DATA FOR THE TASK:
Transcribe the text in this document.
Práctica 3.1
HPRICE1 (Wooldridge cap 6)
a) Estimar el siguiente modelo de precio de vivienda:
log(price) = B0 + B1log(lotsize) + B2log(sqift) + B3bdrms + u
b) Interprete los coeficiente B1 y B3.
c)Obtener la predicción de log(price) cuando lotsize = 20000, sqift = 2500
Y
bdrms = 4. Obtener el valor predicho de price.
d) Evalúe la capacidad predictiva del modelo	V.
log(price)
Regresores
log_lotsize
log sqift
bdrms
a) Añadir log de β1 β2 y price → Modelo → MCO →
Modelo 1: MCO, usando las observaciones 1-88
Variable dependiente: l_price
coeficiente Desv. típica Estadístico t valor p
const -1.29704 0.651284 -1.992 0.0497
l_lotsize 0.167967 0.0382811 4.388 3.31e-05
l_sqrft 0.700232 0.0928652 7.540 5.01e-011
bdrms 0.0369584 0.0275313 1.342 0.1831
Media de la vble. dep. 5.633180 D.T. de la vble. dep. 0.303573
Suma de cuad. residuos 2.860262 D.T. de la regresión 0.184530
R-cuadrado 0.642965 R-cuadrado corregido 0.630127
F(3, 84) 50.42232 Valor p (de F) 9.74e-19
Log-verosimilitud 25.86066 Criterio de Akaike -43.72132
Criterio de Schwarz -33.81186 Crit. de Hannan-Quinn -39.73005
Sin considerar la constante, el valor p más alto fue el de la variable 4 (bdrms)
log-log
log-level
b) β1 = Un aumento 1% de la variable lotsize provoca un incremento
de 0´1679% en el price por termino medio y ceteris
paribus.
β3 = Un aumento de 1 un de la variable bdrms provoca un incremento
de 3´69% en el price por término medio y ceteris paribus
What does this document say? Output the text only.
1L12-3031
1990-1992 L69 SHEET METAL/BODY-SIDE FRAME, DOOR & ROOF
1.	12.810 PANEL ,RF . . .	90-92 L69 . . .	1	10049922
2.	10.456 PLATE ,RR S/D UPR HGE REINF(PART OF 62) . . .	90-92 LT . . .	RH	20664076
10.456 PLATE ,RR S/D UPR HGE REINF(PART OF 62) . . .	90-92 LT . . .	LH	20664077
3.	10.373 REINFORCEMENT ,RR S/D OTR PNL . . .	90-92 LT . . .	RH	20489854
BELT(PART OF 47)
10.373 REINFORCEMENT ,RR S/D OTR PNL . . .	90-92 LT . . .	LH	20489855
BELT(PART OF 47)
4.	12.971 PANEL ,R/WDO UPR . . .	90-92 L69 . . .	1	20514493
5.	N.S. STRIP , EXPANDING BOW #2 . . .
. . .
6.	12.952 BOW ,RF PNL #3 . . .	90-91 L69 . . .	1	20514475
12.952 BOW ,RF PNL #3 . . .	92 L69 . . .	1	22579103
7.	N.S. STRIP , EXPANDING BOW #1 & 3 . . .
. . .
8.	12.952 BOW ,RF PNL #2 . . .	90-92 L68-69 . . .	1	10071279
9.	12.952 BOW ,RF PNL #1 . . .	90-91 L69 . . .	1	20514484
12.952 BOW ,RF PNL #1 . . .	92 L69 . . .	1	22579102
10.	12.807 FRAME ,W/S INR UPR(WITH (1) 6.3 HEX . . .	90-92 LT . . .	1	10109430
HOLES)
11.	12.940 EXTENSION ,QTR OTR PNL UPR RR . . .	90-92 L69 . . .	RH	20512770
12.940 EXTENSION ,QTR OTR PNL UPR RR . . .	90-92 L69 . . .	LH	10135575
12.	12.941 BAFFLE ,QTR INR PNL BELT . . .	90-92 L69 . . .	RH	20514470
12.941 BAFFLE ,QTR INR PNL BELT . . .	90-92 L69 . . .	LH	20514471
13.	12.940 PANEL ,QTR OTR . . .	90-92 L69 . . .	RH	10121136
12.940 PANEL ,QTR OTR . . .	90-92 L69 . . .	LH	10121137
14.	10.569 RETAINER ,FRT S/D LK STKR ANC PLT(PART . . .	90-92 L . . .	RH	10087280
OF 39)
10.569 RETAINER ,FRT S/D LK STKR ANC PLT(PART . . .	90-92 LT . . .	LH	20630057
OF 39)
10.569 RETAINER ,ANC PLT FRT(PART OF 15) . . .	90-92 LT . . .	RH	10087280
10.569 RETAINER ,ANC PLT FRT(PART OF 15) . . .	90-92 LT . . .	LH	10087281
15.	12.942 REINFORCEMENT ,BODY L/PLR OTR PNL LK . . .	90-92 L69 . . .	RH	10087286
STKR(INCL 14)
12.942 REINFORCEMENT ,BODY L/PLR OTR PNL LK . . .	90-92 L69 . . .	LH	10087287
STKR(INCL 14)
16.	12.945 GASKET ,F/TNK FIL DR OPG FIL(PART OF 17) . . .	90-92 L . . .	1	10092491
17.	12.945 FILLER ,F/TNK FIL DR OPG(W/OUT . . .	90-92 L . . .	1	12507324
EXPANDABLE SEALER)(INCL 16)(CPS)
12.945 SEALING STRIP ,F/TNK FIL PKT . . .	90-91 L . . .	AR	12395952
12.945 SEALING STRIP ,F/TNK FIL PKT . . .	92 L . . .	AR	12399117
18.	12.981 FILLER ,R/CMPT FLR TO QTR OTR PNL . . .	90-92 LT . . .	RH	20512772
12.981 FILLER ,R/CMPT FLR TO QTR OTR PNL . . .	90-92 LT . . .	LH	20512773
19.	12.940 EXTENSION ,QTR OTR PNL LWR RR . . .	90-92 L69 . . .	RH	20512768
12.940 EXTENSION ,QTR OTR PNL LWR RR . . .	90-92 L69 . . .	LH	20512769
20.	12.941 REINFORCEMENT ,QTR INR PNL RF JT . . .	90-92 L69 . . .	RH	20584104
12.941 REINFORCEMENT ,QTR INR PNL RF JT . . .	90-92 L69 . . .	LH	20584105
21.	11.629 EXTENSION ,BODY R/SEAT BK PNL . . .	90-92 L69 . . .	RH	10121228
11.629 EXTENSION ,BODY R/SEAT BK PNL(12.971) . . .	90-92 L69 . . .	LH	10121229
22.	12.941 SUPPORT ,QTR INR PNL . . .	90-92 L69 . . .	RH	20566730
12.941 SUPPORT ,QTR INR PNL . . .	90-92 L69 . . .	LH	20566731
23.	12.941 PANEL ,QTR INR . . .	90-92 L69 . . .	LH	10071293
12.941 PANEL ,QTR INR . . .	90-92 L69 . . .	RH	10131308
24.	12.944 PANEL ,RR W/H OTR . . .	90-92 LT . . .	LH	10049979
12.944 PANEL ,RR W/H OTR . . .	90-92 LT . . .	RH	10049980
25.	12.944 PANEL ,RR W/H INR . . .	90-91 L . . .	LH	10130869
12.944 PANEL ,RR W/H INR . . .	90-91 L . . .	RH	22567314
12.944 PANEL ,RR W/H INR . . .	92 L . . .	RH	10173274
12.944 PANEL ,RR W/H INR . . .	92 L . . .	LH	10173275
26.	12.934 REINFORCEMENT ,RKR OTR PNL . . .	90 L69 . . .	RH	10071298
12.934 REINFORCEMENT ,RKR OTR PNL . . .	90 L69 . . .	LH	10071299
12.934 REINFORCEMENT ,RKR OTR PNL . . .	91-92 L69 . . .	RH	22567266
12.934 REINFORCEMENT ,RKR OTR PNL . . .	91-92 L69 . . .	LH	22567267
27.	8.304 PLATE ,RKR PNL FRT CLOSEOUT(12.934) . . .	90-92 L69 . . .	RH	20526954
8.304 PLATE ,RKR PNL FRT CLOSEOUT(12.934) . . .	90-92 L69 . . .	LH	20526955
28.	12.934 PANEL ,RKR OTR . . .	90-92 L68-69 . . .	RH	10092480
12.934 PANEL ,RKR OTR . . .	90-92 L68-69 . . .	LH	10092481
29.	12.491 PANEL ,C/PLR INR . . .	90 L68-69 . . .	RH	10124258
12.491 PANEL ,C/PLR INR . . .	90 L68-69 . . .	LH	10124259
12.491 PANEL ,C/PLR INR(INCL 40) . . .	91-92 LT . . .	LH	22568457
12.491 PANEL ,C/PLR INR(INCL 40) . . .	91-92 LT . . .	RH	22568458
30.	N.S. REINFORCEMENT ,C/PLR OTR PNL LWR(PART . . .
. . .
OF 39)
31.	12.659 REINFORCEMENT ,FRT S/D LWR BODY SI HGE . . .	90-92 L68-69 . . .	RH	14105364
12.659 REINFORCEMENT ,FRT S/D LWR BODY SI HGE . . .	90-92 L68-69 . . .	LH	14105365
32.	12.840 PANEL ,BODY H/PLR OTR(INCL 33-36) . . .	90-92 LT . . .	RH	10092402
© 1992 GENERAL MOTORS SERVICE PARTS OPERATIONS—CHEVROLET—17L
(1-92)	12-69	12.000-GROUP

EXERCISE: Lines in the records that hold the word "incremento" are to be counted; give only the total.

TASK OUTPUT: 2